→ **PROBLEM DESCRIPTION**
Render the records as a Markdown table with the columns Row and Line, starting with the line that contains "channel-avatar[interactable]: [71, 69, 391, 389]" and going on through the line that contains "flourish-right-icon: [859, 52, 933, 100]". Number each row and omit blank lines.

→ **INPUT RECORDS**
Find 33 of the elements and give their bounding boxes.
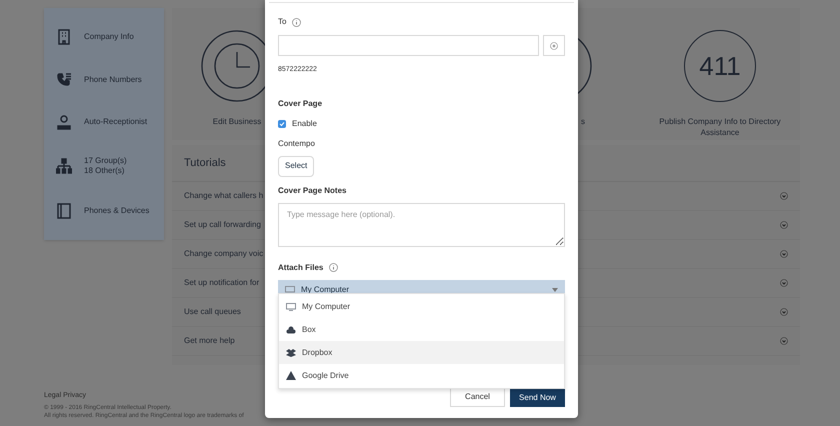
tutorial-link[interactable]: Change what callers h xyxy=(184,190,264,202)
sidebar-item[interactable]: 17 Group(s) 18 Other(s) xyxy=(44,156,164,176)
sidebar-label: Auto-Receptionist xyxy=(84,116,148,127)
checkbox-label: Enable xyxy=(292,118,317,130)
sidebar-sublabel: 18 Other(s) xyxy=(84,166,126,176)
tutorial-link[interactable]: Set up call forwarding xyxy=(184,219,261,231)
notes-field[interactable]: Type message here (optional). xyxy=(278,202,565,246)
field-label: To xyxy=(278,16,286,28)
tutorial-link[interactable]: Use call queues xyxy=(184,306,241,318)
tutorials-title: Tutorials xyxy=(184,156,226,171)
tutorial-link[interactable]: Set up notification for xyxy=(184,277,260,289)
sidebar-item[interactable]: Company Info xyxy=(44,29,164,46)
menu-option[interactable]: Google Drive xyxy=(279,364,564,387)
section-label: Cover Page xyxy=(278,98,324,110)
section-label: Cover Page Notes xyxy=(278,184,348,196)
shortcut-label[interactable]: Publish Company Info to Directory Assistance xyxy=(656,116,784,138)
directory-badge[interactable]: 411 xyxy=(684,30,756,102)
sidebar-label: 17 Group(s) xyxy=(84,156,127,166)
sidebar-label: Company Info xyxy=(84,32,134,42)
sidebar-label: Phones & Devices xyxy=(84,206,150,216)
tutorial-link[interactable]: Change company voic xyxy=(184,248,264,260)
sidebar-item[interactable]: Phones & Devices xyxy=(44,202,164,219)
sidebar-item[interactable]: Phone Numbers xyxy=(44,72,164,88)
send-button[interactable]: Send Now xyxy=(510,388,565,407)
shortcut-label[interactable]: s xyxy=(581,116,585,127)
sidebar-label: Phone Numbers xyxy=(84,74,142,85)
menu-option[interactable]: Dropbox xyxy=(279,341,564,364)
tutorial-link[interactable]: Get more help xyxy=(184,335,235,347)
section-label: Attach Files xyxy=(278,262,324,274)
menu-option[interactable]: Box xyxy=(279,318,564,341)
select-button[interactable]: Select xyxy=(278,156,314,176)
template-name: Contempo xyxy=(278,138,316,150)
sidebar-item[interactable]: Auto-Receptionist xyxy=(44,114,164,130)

---

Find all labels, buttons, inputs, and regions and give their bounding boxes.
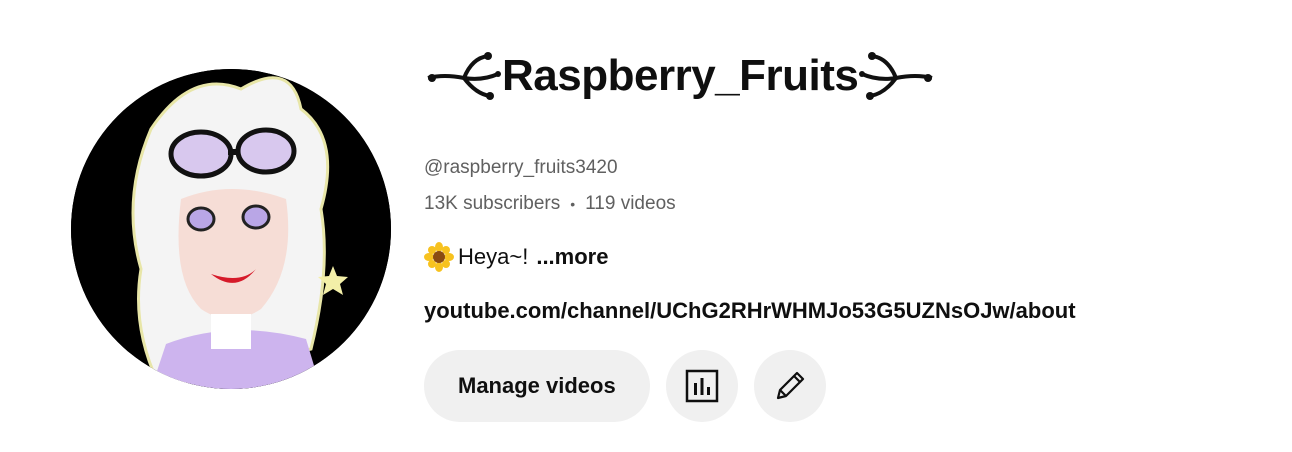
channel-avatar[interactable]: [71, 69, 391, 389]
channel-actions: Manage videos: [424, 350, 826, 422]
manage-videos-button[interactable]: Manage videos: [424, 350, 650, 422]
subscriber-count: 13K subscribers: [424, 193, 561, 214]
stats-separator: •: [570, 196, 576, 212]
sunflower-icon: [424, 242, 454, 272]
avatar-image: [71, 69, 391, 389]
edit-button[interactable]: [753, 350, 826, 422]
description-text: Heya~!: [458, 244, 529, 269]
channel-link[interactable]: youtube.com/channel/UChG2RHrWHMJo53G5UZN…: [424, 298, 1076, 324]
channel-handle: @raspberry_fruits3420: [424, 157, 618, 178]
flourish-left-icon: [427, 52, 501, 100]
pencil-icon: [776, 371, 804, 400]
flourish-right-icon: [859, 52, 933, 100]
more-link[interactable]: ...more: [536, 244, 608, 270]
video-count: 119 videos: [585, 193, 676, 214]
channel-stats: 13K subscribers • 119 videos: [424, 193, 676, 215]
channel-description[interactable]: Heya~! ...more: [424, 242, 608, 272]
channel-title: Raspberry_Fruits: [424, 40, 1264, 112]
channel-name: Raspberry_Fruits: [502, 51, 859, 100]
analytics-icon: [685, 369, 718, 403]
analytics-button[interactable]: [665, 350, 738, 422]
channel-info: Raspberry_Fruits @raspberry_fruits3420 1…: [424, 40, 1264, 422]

→ **EXPECTED ANSWER**
| Row | Line |
|---|---|
| 1 | channel-avatar[interactable]: [71, 69, 391, 389] |
| 2 | channel-actions: Manage videos: [424, 350, 826, 422] |
| 3 | manage-videos-button[interactable]: Manage videos: [424, 350, 650, 422] |
| 4 | subscriber-count: 13K subscribers: [424, 193, 561, 214] |
| 5 | stats-separator: •: [570, 196, 576, 212] |
| 6 | sunflower-icon: [424, 242, 454, 272] |
| 7 | avatar-image: [71, 69, 391, 389] |
| 8 | edit-button[interactable]: [753, 350, 826, 422] |
| 9 | description-text: Heya~!: [458, 244, 529, 269] |
| 10 | channel-link[interactable]: youtube.com/channel/UChG2RHrWHMJo53G5UZN…: [424, 298, 1076, 324] |
| 11 | channel-handle: @raspberry_fruits3420: [424, 157, 618, 178] |
| 12 | flourish-left-icon: [427, 52, 501, 100] |
| 13 | pencil-icon: [776, 371, 804, 400] |
| 14 | flourish-right-icon: [859, 52, 933, 100] |